## begin RECORDED DATA

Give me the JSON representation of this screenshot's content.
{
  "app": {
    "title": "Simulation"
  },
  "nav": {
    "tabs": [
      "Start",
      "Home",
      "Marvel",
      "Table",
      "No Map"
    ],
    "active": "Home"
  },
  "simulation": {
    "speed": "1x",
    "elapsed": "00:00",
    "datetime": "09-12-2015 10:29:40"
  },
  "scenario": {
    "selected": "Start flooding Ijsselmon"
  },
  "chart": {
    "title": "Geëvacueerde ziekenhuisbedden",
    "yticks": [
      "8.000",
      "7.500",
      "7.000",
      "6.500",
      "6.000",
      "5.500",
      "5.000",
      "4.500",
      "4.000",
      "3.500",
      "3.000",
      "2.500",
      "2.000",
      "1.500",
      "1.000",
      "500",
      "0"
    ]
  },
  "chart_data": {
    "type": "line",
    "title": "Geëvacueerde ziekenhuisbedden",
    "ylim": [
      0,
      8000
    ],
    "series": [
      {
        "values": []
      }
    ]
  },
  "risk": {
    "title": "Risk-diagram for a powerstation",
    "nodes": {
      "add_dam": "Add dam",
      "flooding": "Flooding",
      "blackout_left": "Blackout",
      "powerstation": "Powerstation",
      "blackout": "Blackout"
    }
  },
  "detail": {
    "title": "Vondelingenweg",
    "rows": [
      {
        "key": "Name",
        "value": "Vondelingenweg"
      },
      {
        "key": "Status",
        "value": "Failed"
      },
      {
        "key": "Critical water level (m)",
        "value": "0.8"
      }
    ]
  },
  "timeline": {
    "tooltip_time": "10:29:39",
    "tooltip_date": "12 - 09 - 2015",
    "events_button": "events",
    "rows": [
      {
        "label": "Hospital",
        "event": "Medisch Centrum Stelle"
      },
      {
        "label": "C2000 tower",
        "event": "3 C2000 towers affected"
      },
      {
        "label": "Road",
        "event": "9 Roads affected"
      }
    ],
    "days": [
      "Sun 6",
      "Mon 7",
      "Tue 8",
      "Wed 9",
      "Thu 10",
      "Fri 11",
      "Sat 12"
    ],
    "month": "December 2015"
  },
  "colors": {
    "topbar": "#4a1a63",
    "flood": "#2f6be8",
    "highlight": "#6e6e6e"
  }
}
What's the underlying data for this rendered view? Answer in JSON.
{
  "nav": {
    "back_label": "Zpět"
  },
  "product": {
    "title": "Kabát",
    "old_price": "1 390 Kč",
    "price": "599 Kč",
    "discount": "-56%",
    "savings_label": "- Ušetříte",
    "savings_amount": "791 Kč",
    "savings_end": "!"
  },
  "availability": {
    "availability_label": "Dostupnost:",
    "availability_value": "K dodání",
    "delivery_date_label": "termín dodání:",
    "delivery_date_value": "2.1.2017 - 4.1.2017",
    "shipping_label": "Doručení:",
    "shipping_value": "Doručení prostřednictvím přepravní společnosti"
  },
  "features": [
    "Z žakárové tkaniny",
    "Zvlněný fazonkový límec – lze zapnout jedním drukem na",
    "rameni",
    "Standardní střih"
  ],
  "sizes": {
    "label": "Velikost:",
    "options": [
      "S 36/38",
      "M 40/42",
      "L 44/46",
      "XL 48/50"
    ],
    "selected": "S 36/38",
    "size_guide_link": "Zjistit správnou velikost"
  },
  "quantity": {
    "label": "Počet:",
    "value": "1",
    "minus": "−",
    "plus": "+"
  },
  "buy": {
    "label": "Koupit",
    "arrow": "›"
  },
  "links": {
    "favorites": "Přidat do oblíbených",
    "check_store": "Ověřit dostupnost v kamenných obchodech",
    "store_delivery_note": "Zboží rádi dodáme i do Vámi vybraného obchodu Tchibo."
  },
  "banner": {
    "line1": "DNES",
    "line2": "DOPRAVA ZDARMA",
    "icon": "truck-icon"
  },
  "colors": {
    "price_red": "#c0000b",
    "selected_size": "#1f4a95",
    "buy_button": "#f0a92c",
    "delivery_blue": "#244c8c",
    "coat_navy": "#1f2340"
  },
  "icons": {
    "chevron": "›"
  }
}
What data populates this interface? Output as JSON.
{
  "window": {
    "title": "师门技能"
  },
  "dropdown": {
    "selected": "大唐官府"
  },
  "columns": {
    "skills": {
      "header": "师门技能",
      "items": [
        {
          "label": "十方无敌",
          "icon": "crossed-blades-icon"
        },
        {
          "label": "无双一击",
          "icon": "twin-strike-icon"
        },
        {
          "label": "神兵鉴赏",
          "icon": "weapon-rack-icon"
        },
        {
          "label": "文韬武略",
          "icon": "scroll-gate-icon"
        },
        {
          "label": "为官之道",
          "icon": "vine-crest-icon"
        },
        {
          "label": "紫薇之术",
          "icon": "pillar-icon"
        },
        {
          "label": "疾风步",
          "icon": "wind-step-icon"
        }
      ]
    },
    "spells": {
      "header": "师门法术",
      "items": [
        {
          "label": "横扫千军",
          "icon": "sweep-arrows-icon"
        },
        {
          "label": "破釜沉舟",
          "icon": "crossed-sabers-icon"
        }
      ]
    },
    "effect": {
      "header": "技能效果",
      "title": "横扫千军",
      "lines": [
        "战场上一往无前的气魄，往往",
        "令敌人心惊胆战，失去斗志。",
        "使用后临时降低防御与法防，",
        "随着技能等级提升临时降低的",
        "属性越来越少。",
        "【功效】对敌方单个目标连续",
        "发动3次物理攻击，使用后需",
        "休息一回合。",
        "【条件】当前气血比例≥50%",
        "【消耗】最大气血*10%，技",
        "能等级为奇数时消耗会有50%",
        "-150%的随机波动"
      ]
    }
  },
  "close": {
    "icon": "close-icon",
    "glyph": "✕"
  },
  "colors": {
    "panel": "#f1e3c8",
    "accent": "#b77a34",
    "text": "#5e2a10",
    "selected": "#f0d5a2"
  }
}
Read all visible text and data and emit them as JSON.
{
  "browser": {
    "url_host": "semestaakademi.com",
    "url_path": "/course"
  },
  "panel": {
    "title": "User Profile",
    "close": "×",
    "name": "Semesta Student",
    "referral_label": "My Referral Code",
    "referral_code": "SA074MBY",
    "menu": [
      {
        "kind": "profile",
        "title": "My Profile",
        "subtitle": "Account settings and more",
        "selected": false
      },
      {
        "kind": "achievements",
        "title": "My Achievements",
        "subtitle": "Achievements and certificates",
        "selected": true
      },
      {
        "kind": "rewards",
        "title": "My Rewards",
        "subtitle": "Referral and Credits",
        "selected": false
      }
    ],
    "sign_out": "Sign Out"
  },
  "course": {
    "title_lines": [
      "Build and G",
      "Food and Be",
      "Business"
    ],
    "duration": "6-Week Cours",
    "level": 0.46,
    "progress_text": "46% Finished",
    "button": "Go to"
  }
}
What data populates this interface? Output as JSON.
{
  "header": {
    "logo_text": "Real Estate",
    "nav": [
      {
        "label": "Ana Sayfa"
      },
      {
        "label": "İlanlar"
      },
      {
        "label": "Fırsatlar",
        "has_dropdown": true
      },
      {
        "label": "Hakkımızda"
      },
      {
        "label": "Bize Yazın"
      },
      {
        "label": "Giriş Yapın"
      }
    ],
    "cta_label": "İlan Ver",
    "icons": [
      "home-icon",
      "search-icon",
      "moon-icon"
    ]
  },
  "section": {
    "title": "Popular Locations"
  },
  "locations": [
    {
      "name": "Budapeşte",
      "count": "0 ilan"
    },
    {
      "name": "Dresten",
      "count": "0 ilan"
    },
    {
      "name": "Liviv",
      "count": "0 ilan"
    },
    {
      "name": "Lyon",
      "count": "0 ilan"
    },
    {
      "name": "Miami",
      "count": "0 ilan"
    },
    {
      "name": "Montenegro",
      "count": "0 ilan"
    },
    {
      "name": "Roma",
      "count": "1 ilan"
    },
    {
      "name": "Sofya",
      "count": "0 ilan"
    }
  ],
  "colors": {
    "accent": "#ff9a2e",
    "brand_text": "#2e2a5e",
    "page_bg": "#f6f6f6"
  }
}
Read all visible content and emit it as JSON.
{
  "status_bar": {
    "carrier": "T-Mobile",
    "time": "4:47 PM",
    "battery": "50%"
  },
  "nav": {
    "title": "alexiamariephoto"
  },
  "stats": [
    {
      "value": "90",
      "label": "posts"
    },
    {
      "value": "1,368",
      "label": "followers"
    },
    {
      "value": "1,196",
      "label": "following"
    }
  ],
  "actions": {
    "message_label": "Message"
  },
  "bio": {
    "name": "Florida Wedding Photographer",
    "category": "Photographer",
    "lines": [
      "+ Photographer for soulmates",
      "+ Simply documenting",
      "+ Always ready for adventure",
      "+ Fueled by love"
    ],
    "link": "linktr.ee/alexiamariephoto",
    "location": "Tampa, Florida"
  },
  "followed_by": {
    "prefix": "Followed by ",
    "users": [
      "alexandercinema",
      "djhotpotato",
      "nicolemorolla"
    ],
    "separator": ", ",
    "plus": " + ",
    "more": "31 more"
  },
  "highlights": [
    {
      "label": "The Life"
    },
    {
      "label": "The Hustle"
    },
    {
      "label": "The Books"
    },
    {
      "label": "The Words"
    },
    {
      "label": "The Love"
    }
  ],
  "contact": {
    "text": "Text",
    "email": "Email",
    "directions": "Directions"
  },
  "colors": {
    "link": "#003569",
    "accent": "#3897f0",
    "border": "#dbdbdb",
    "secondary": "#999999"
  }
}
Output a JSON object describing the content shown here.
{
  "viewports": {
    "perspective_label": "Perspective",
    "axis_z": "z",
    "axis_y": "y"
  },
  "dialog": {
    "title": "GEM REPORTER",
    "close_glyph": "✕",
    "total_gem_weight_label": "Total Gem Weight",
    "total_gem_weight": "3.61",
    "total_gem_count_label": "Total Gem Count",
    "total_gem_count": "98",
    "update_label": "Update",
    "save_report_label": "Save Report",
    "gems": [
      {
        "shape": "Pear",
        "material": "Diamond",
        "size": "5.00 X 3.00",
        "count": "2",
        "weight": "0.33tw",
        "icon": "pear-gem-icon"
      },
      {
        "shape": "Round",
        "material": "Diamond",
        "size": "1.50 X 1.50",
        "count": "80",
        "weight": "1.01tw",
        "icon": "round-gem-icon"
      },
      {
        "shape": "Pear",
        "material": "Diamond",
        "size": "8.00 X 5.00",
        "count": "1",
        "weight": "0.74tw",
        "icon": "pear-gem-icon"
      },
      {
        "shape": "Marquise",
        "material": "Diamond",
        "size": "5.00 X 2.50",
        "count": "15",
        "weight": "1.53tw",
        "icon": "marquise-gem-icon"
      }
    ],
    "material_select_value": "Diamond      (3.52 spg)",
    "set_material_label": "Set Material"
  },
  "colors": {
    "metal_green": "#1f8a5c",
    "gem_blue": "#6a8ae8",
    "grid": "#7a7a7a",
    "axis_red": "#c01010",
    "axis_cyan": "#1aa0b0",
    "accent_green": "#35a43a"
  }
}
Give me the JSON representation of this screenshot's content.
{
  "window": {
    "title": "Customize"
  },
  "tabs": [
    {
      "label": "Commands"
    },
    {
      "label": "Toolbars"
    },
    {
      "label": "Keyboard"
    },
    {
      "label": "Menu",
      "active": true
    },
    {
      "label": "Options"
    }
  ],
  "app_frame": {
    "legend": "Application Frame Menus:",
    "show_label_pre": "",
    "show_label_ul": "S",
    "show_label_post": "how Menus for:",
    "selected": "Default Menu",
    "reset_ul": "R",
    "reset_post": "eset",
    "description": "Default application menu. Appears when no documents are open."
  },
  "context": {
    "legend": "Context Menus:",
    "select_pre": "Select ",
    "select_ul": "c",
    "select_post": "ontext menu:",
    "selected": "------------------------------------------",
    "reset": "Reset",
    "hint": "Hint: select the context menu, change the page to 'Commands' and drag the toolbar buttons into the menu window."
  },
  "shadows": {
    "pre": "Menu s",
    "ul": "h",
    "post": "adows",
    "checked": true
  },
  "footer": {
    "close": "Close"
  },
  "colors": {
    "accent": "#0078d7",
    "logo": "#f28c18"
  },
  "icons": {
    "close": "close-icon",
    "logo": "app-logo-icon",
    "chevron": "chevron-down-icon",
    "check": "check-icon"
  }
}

## end RECORDED DATA

Among the lines of the listing, how many hold the string "affected"? Respond with only the number.

● **RESULT**: 2